» **Text passage**
|---|

With all of the data that is now being collected in 2018, many institutions may not quite know where to start in pulling together fair lending analytics. Congratulations—as “thinking” about how to approach “telling your story” under the new expanded HMDA data set is actually a good place to start.
In 2017, and prior years, HMDA “plus” data may have been part of the information that a financial institution gathered, so there may already be some basic analytics in place that can continue with the new 2018 expanded data set—a good place to start! However, regardless of the analytics approach you used in the past, it is important to consider how those fields may have changed, and what additional information may now be available to develop more robust analysis.
Specifically, within the new expanded 2018 data, there are 25 new data points, with 14 of 23 existing data points modified, and some fields bringing in items that were previously optional, leaving only nine which existed previously and which remain the same. That means there is a lot of new stuff! Thirty-seven (37) of these fields are considered “key data fields” for examination purposes, as designated by the FRB, FDIC and OCC (see for example FDIC FIL-51-2017.) Considering the choices available for each point, there are 110 possible reportable fields.

|---|

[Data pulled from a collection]
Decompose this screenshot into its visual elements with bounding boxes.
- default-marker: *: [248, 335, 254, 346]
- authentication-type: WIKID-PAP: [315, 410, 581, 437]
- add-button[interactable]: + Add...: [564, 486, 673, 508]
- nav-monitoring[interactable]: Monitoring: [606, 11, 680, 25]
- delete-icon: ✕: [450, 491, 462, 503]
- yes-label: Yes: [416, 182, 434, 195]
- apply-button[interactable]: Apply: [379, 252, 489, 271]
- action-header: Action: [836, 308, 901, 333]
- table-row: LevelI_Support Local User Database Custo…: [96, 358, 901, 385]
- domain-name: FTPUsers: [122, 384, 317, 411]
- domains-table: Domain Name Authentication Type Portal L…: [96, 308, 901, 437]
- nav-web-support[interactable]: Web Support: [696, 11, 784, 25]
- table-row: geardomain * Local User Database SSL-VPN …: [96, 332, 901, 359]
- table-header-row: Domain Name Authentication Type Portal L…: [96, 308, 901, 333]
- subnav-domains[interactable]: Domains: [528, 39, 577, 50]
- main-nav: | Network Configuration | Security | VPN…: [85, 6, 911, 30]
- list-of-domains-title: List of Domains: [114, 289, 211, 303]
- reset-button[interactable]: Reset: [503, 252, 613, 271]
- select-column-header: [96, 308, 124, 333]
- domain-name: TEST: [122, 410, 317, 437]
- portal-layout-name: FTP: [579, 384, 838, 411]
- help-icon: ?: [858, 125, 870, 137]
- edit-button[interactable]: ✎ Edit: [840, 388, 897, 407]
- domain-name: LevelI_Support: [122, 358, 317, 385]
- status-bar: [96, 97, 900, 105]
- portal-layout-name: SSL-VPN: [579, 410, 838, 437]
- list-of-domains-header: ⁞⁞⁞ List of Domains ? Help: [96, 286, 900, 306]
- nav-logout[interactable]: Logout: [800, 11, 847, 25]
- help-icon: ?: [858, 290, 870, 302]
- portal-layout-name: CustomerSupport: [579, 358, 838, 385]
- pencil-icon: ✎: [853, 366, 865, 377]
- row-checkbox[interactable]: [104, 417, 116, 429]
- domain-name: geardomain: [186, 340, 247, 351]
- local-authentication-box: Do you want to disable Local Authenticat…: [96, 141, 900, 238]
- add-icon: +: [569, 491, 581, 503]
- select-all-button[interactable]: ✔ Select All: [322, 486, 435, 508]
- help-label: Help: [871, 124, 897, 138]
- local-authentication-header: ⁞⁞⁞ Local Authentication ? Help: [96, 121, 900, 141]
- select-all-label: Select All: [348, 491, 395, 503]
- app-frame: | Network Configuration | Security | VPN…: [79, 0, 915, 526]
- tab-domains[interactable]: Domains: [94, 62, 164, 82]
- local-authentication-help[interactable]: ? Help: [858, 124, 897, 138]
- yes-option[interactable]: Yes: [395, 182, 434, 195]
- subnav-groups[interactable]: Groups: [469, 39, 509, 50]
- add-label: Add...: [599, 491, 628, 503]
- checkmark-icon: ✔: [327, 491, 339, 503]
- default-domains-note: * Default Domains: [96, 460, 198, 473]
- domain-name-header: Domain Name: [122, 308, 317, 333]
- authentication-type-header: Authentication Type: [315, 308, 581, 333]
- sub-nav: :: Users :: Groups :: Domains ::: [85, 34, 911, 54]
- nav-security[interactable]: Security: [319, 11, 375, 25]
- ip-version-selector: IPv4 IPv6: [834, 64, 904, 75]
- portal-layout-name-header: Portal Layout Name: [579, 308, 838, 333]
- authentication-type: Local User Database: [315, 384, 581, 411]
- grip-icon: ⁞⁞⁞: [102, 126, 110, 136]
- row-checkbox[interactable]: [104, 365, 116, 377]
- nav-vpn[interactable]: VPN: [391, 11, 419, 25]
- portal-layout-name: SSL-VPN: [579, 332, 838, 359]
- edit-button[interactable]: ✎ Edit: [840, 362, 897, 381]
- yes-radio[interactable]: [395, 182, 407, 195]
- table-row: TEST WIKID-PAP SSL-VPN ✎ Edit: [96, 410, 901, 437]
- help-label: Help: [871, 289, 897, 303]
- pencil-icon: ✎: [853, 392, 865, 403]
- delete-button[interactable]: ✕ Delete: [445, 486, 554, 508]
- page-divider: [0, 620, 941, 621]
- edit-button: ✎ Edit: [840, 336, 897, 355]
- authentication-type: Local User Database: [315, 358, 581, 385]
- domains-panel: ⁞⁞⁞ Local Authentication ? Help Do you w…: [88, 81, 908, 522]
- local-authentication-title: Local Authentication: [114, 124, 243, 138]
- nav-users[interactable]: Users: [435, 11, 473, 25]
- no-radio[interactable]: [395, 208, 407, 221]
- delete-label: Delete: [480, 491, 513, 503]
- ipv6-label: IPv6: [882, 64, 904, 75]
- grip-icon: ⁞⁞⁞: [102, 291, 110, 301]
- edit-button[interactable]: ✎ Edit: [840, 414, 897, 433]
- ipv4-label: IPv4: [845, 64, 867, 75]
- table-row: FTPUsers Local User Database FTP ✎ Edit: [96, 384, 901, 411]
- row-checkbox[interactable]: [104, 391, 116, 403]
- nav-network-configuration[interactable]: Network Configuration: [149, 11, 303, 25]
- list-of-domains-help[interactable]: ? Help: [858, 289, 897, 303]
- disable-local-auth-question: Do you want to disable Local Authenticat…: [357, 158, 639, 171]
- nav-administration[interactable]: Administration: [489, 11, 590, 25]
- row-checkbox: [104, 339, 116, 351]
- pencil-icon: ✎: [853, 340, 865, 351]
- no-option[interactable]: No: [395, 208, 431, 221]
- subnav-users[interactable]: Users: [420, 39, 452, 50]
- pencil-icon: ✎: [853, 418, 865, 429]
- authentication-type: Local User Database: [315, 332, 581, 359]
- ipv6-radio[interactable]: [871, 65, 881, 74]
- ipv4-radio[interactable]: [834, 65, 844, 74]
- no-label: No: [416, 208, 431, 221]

|---|

» **Brief A**
In the passage on the expanded HMDA data, how many of the fields are considered "key data fields" for examination purposes?
» **Brief B**
Carry on the passage about the expanded 2018 HMDA data, picking up after its final sentence.

» **Exercise answer A**
Thirty-seven (37)

» **Exercise answer B**
These expanded data points will enhance the ability of financial institutions, examiners and, to some degree, the public, to perform more in-depth fair lending analytics at any time. But this data expansion may create some new concerns for institutions. For example, examiners will have the ability to pre-determine their focal points—without having worked with the institution—and thus without having the necessary context of the institution’s market, products and services. This means that financial institutions should have a very good understanding of their own analytics, in context, to anticipate any concerns raised by examiners, and be able to readily address any apparent inconsistencies.
At this juncture, we are still awaiting a final determination by the Consumer Financial Protection Bureau (CFPB) regarding its proposal to release public data. As proposed, the way in which HMDA data is made available to the public may create a different set of focal points for institutions to monitor. While most of the fields are proposed to be published as reported, a handful of fields would be reported in a modified format. For example, Age and Debt-to-Income ratios would be reported in a range, and Property Value and Loan Amount fields would also be reported in a modified format.
To put a finer point on the availability of data, there are quite a few new possible combinations of the data available to perform a variety of fair lending analytics. Demographic information (what we used to refer to as Government Monitoring Information or “GMI”) represents roughly one-third of those combinations, and adds quite a lot of new information to be parsed and analyzed between aggregate and disaggregate categories.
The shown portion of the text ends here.